**WHAT THE EXERCISE ASKS:** Write the data out again, character for character, with no images.

[start of DATA]

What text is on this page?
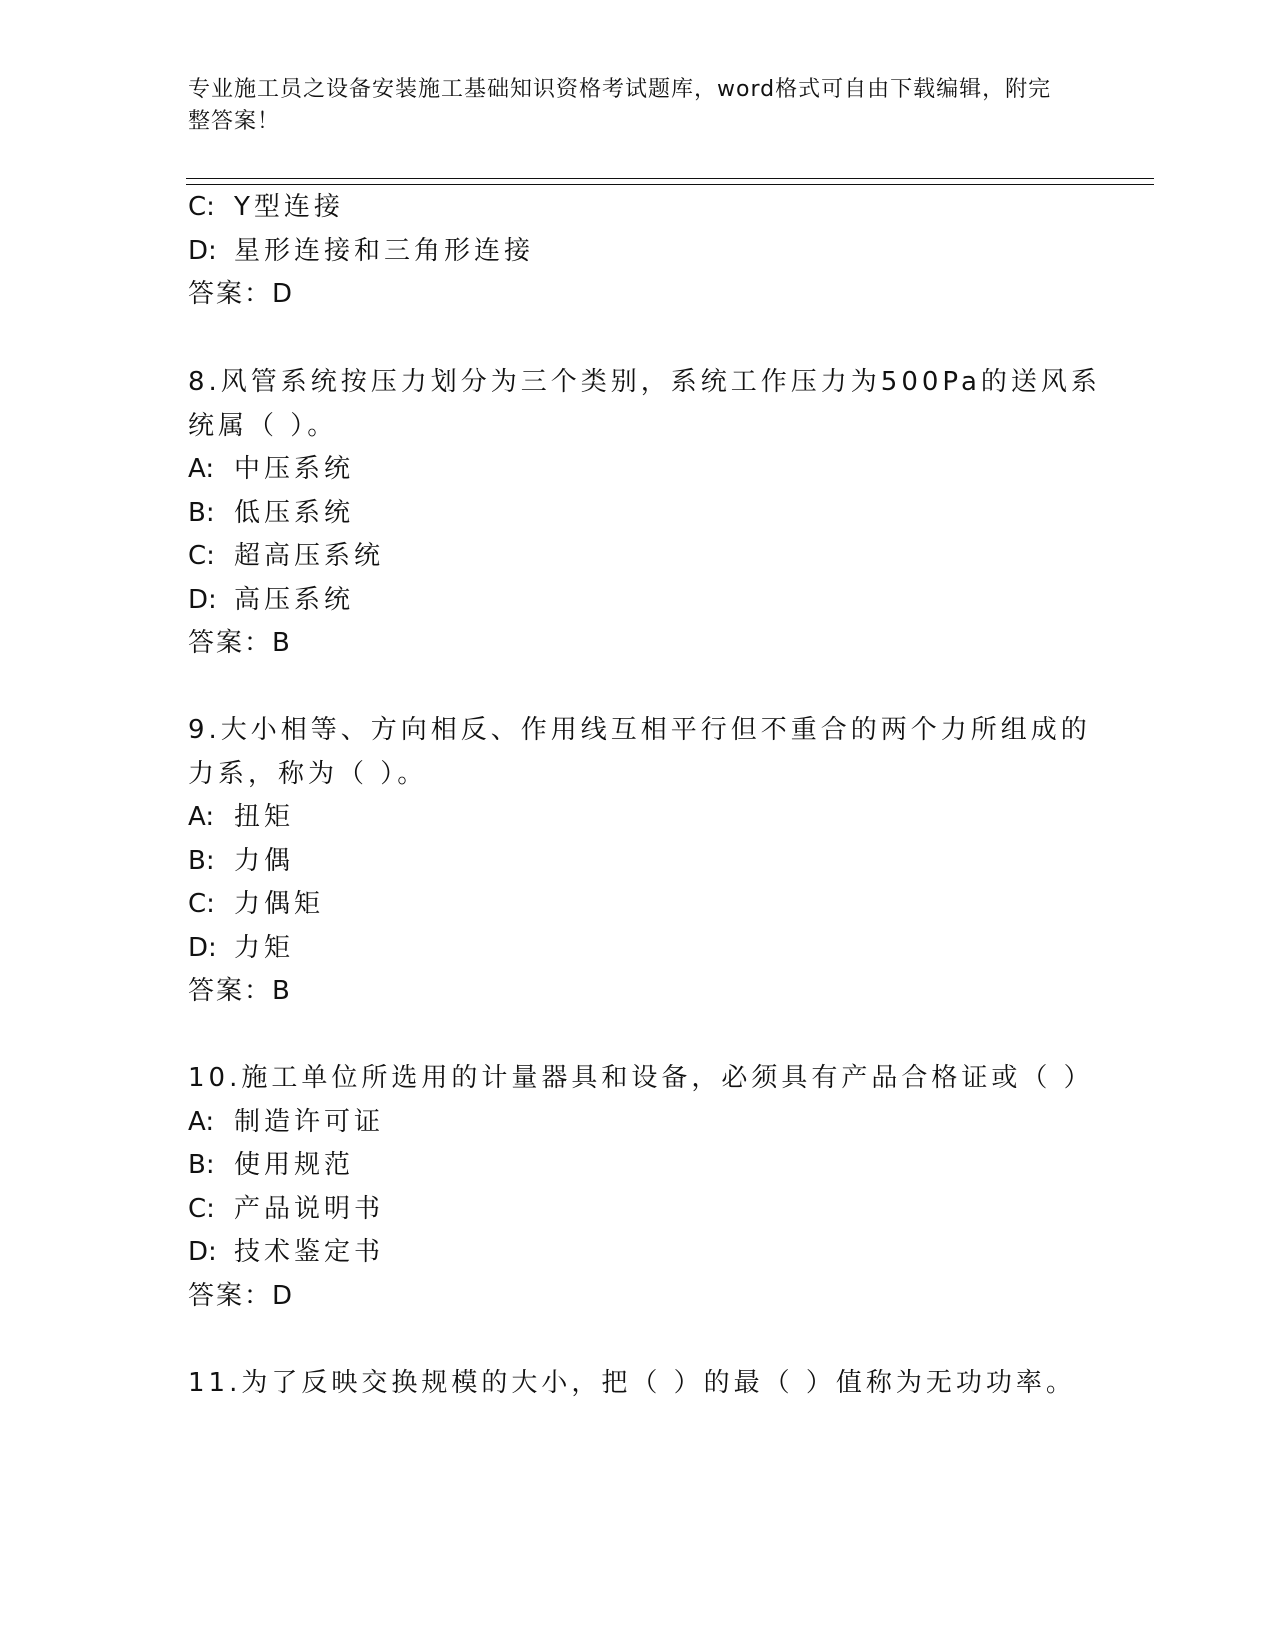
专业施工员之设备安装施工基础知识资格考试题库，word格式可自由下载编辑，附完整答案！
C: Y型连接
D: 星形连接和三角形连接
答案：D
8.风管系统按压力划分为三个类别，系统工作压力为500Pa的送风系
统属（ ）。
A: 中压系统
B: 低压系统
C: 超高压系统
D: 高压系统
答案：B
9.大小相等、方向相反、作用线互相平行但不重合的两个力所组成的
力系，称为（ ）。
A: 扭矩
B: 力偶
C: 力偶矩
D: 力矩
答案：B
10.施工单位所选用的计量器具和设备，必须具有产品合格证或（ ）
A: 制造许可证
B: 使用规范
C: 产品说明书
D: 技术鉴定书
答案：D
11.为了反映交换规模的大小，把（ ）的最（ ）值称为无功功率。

[end of DATA]

**EXPECTED ANSWER:**
What text is on this page?
专业施工员之设备安装施工基础知识资格考试题库，word格式可自由下载编辑，附完整答案！
C: Y型连接
D: 星形连接和三角形连接
答案：D
8.风管系统按压力划分为三个类别，系统工作压力为500Pa的送风系
统属（ ）。
A: 中压系统
B: 低压系统
C: 超高压系统
D: 高压系统
答案：B
9.大小相等、方向相反、作用线互相平行但不重合的两个力所组成的
力系，称为（ ）。
A: 扭矩
B: 力偶
C: 力偶矩
D: 力矩
答案：B
10.施工单位所选用的计量器具和设备，必须具有产品合格证或（ ）
A: 制造许可证
B: 使用规范
C: 产品说明书
D: 技术鉴定书
答案：D
11.为了反映交换规模的大小，把（ ）的最（ ）值称为无功功率。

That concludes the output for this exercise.